● Required work
Exclude the pictures, then copy all remaining records exactly.

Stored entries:
"""
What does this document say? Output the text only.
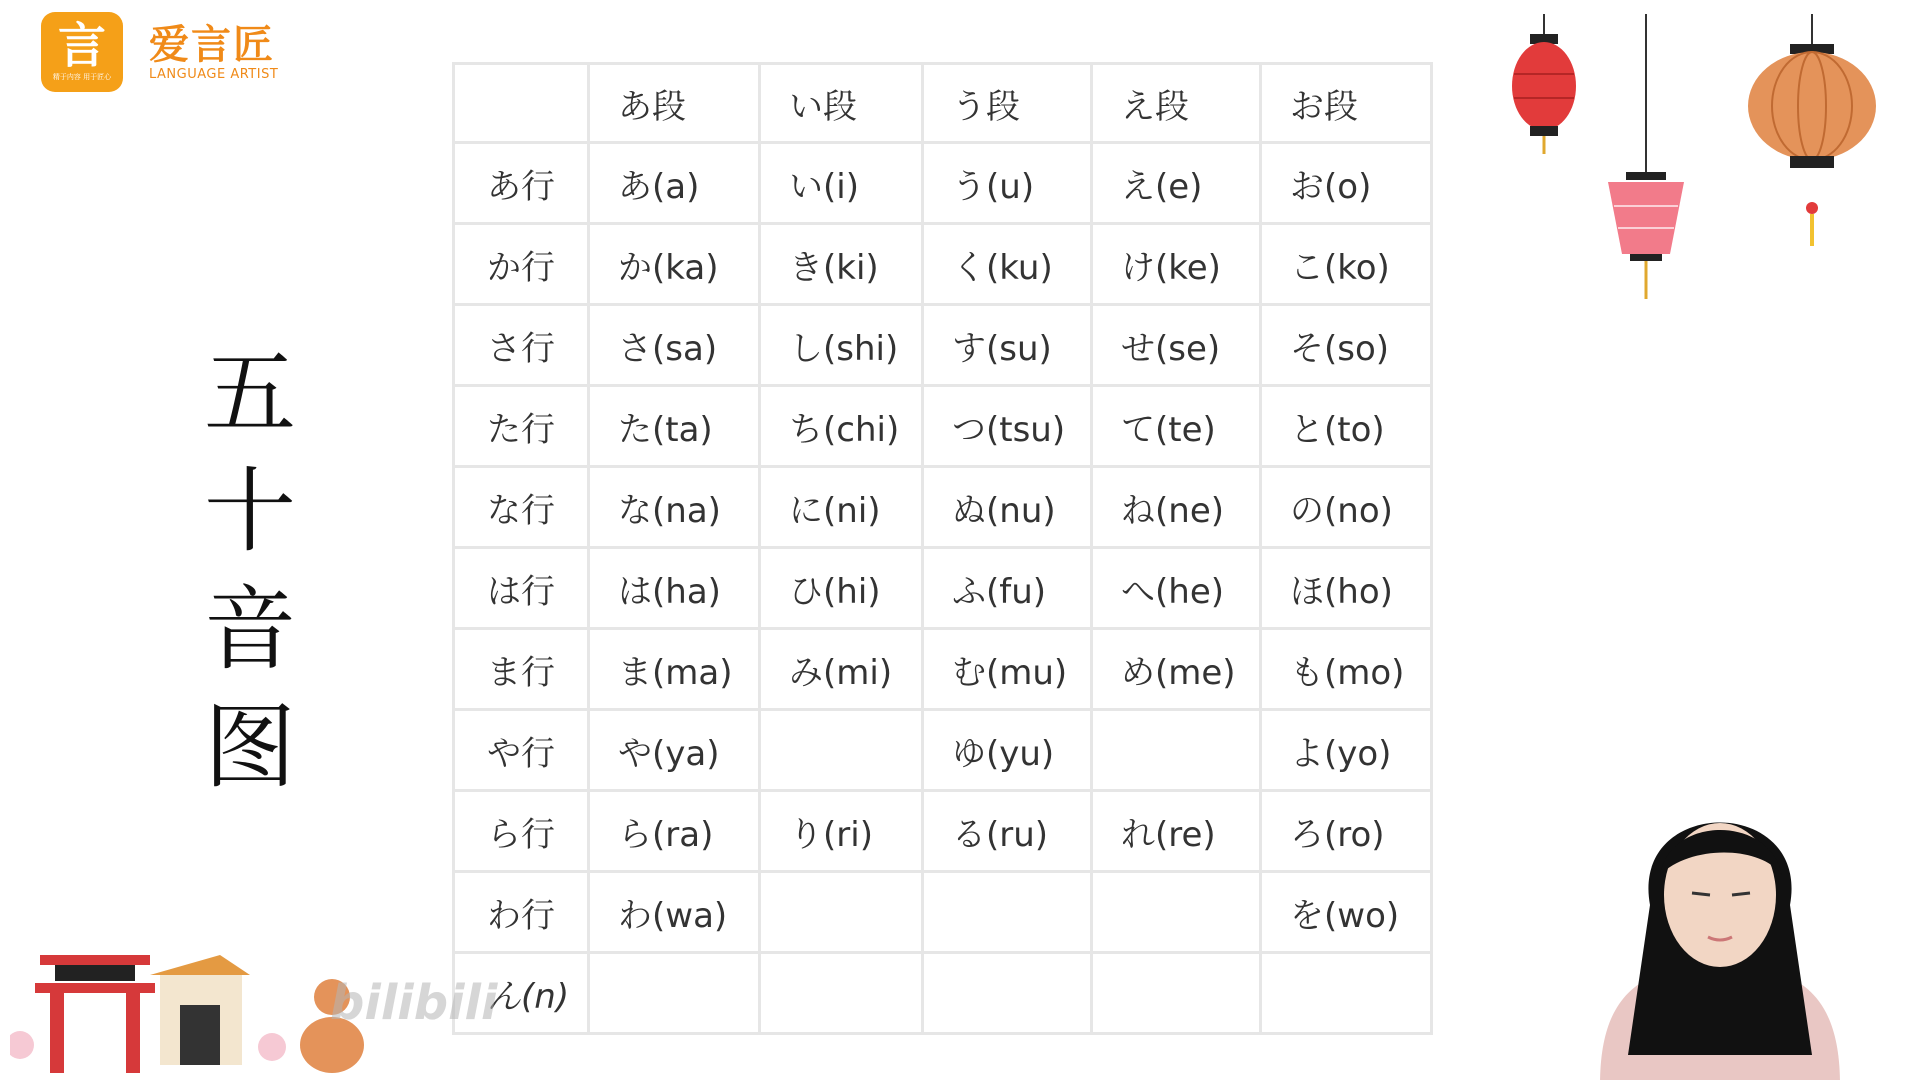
言
精于内容 用于匠心
爱言匠
LANGUAGE ARTIST
五
十
音
图
	あ段	い段	う段	え段	お段
あ行	あ(a)	い(i)	う(u)	え(e)	お(o)
か行	か(ka)	き(ki)	く(ku)	け(ke)	こ(ko)
さ行	さ(sa)	し(shi)	す(su)	せ(se)	そ(so)
た行	た(ta)	ち(chi)	つ(tsu)	て(te)	と(to)
な行	な(na)	に(ni)	ぬ(nu)	ね(ne)	の(no)
は行	は(ha)	ひ(hi)	ふ(fu)	へ(he)	ほ(ho)
ま行	ま(ma)	み(mi)	む(mu)	め(me)	も(mo)
や行	や(ya)		ゆ(yu)		よ(yo)
ら行	ら(ra)	り(ri)	る(ru)	れ(re)	ろ(ro)
わ行	わ(wa)				を(wo)
ん(n)					
bilibili
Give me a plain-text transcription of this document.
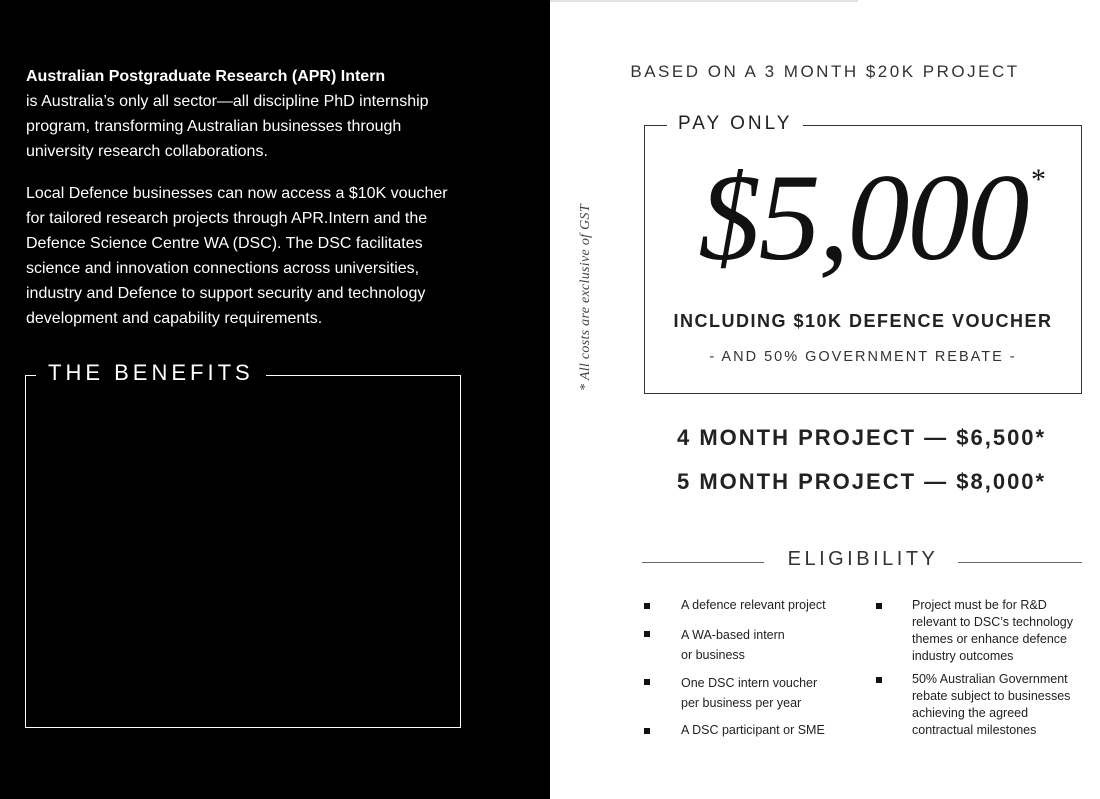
Australian Postgraduate Research (APR) Intern

is Australia’s only all sector—all discipline PhD internship

program, transforming Australian businesses through

university research collaborations.

Local Defence businesses can now access a $10K voucher

for tailored research projects through APR.Intern and the

Defence Science Centre WA (DSC). The DSC facilitates

science and innovation connections across universities,

industry and Defence to support security and technology

development and capability requirements.

THE BENEFITS
RAPID RESULTS IN 3-5 MONTHS
Quick outcomes through high impact research projects
COMBINE VOUCHER WITH GOVERNMENT REBATE
Maximise funding opportunities
RETAIN INTELLECTUAL PROPERTY
All project-related IP remains with the business
FILL A SKILLS GAP
Fast track innovation with PhD and mentor expertise
MINIMAL HR ADMINISTRATION
No HR costs, all facilitation by APR.Intern
BASED ON A 3 MONTH $20K PROJECT
* All costs are exclusive of GST
PAY ONLY
$5,000 *
INCLUDING $10K DEFENCE VOUCHER
- AND 50% GOVERNMENT REBATE -
4 MONTH PROJECT — $6,500*
5 MONTH PROJECT — $8,000*
ELIGIBILITY
A defence relevant project
A WA-based intern
or business
One DSC intern voucher
per business per year
A DSC participant or SME
Project must be for R&D
relevant to DSC’s technology
themes or enhance defence
industry outcomes
50% Australian Government
rebate subject to businesses
achieving the agreed
contractual milestones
"""
● Output below
What does this document say? Output the text only.
言
精于内容 用于匠心
爱言匠
LANGUAGE ARTIST
五
十
音
图
	あ段	い段	う段	え段	お段
あ行	あ(a)	い(i)	う(u)	え(e)	お(o)
か行	か(ka)	き(ki)	く(ku)	け(ke)	こ(ko)
さ行	さ(sa)	し(shi)	す(su)	せ(se)	そ(so)
た行	た(ta)	ち(chi)	つ(tsu)	て(te)	と(to)
な行	な(na)	に(ni)	ぬ(nu)	ね(ne)	の(no)
は行	は(ha)	ひ(hi)	ふ(fu)	へ(he)	ほ(ho)
ま行	ま(ma)	み(mi)	む(mu)	め(me)	も(mo)
や行	や(ya)		ゆ(yu)		よ(yo)
ら行	ら(ra)	り(ri)	る(ru)	れ(re)	ろ(ro)
わ行	わ(wa)				を(wo)
ん(n)					
bilibili
Give me a plain-text transcription of this document.
Australian Postgraduate Research (APR) Intern

is Australia’s only all sector—all discipline PhD internship

program, transforming Australian businesses through

university research collaborations.

Local Defence businesses can now access a $10K voucher

for tailored research projects through APR.Intern and the

Defence Science Centre WA (DSC). The DSC facilitates

science and innovation connections across universities,

industry and Defence to support security and technology

development and capability requirements.

THE BENEFITS
RAPID RESULTS IN 3-5 MONTHS
Quick outcomes through high impact research projects
COMBINE VOUCHER WITH GOVERNMENT REBATE
Maximise funding opportunities
RETAIN INTELLECTUAL PROPERTY
All project-related IP remains with the business
FILL A SKILLS GAP
Fast track innovation with PhD and mentor expertise
MINIMAL HR ADMINISTRATION
No HR costs, all facilitation by APR.Intern
BASED ON A 3 MONTH $20K PROJECT
* All costs are exclusive of GST
PAY ONLY
$5,000 *
INCLUDING $10K DEFENCE VOUCHER
- AND 50% GOVERNMENT REBATE -
4 MONTH PROJECT — $6,500*
5 MONTH PROJECT — $8,000*
ELIGIBILITY
A defence relevant project
A WA-based intern
or business
One DSC intern voucher
per business per year
A DSC participant or SME
Project must be for R&D
relevant to DSC’s technology
themes or enhance defence
industry outcomes
50% Australian Government
rebate subject to businesses
achieving the agreed
contractual milestones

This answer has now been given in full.